◆ AIM OF THE TASK ◆
Locate the lines where "Vmag" occurs and copy them as they stand.
--- BEGIN DATA SHOWN ---
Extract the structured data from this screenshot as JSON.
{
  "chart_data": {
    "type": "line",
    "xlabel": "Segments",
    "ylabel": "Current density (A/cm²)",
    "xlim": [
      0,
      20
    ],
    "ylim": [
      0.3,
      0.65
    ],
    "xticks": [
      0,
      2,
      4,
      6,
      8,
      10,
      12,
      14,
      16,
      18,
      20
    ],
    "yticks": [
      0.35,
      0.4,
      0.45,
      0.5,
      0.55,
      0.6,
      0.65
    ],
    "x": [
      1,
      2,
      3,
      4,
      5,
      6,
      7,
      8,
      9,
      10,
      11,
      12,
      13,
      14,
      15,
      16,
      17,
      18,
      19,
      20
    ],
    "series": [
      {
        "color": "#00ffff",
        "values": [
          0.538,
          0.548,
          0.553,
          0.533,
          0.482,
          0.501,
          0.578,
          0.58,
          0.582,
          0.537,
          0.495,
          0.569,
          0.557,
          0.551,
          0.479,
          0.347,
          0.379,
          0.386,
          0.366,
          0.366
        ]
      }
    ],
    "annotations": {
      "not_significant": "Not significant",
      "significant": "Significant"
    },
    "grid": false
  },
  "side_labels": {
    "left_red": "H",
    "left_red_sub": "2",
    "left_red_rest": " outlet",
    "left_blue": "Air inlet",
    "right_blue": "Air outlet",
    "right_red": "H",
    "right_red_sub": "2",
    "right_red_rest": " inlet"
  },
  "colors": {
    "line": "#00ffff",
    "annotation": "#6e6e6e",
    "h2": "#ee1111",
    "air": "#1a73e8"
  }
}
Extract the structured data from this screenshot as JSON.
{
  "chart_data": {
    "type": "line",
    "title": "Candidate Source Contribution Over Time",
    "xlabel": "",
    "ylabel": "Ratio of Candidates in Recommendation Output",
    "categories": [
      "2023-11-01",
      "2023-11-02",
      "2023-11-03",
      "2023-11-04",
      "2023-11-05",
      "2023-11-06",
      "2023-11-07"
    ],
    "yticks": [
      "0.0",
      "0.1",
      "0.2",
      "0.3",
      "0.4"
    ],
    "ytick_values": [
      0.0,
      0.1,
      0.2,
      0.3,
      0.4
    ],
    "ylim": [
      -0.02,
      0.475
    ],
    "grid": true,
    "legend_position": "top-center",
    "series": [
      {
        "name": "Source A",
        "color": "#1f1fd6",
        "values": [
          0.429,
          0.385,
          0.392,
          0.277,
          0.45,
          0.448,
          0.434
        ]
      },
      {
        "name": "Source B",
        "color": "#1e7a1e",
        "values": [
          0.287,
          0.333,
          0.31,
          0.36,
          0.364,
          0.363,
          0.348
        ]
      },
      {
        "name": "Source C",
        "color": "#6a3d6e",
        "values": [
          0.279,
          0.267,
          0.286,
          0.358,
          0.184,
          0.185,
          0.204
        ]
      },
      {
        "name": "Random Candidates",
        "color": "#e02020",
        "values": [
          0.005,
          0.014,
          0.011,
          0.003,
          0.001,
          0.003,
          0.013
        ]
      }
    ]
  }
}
--- END DATA SHOWN ---
--- BEGIN DATA SHOWN ---
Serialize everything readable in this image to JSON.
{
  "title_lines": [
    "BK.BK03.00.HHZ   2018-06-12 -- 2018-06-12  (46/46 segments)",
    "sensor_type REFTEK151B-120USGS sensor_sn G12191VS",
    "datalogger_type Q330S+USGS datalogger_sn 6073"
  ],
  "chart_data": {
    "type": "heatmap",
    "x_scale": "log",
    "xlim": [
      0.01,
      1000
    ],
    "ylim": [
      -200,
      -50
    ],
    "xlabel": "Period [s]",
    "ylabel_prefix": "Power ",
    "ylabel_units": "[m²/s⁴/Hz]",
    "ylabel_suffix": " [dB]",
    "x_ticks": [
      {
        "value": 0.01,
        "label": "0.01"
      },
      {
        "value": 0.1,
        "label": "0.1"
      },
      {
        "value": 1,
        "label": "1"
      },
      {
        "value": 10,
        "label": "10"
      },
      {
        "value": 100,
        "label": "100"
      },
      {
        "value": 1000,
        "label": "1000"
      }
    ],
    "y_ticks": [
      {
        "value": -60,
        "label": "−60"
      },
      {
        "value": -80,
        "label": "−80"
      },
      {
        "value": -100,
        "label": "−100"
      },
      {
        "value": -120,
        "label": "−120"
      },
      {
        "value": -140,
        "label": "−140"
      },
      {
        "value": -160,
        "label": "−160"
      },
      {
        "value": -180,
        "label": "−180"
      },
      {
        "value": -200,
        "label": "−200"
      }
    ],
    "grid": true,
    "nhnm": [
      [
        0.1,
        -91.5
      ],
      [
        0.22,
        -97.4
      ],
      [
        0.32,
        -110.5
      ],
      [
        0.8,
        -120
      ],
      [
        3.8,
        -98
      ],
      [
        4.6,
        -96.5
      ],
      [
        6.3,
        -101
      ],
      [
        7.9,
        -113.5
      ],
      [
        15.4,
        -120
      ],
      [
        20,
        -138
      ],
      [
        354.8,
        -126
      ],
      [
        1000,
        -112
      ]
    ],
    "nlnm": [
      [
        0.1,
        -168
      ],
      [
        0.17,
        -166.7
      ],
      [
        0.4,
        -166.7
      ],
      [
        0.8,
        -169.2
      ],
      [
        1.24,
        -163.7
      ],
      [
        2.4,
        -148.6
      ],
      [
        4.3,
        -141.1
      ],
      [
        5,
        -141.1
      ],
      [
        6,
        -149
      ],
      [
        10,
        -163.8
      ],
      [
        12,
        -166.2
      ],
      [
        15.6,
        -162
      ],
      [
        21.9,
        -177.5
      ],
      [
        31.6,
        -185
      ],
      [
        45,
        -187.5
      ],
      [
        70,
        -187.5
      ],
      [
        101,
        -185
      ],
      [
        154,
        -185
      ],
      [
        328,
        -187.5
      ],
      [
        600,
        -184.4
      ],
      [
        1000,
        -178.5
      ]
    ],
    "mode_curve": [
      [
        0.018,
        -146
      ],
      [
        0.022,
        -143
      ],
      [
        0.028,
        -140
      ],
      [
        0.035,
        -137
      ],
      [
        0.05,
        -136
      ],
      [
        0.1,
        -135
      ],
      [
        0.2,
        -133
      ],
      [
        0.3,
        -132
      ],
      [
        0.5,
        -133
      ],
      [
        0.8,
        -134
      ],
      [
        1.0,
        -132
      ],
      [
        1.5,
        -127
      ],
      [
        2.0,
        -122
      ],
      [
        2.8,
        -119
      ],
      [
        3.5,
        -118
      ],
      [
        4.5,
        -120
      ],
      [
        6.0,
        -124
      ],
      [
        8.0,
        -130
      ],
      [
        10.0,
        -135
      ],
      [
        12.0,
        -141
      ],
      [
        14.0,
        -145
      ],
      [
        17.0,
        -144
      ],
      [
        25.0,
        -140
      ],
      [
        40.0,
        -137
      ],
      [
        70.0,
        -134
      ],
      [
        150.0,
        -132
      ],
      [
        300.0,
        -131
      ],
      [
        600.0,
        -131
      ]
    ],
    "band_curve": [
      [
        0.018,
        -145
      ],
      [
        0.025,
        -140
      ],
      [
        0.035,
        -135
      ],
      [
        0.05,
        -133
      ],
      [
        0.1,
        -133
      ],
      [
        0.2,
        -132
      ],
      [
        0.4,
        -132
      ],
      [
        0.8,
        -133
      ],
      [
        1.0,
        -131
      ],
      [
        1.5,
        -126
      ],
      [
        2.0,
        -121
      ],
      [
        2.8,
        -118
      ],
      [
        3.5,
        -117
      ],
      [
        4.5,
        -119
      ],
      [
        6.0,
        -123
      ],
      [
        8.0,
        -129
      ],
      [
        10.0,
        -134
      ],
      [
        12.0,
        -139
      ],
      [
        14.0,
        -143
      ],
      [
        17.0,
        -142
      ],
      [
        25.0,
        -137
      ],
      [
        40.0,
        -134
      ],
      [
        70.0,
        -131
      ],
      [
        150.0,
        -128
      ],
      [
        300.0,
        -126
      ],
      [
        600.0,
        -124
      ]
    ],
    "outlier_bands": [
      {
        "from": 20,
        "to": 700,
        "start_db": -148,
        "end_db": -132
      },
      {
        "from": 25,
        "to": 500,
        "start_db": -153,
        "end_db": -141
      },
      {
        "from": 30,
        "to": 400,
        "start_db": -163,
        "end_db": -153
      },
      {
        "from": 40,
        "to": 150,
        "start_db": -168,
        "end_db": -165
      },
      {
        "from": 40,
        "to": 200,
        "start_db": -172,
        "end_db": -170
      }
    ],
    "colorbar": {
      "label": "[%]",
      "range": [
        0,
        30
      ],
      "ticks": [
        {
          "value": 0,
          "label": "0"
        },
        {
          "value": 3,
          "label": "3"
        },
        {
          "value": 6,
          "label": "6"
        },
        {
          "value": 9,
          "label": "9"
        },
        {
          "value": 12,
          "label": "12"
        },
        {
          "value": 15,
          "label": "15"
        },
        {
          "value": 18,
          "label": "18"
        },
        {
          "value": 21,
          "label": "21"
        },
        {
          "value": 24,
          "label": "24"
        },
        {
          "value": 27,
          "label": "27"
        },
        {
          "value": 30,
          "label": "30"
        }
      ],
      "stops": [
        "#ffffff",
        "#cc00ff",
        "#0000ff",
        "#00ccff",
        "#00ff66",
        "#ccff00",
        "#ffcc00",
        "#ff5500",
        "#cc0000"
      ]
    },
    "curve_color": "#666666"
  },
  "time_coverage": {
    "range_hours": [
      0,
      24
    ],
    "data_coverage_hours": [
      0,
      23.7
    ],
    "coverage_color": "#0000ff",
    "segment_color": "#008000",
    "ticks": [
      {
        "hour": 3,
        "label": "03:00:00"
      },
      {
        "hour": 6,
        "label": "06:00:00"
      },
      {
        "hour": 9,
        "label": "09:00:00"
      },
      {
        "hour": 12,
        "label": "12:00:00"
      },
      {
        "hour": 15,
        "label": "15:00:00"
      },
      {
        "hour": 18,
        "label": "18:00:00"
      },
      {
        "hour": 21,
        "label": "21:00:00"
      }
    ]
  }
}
--- END DATA SHOWN ---
--- BEGIN DATA SHOWN ---
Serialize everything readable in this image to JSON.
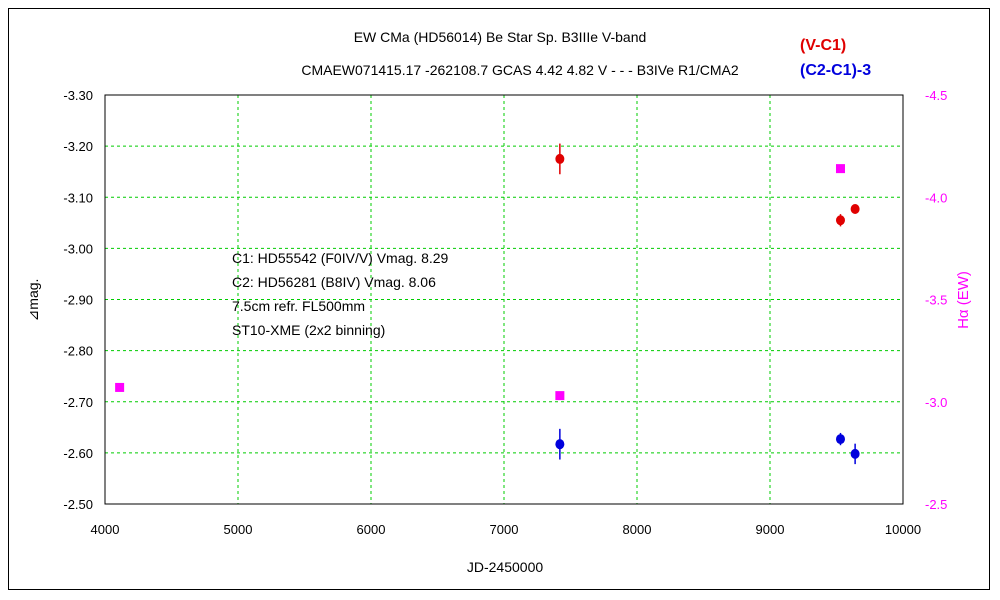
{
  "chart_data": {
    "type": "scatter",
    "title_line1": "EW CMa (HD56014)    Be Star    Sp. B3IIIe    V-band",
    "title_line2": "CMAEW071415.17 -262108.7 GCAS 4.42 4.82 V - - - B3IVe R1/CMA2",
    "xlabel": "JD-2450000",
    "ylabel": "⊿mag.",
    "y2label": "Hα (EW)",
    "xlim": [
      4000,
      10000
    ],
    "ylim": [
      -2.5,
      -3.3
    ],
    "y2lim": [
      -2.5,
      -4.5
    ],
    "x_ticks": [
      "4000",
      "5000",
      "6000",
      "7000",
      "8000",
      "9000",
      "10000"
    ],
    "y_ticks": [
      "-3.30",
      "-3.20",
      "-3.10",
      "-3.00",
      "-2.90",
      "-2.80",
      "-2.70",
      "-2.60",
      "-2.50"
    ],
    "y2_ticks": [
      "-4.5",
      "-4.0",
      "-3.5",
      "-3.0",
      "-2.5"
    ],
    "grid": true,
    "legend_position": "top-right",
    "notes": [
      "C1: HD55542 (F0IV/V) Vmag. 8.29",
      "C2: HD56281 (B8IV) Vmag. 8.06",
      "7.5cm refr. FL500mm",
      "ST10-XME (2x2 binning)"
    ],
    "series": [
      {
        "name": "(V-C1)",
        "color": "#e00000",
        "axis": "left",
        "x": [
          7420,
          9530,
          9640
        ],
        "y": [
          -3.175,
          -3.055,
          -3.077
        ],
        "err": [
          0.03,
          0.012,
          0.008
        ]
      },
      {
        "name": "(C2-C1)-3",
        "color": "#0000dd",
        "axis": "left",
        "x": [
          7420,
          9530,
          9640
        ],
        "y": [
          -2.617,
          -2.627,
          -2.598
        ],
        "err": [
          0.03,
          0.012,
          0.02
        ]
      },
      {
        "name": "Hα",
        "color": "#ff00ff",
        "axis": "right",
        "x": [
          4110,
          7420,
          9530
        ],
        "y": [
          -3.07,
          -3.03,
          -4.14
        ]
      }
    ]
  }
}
--- END DATA SHOWN ---
◆ ANSWER FOR THE TASK ◆
      "C1: HD55542 (F0IV/V) Vmag. 8.29",
      "C2: HD56281 (B8IV) Vmag. 8.06",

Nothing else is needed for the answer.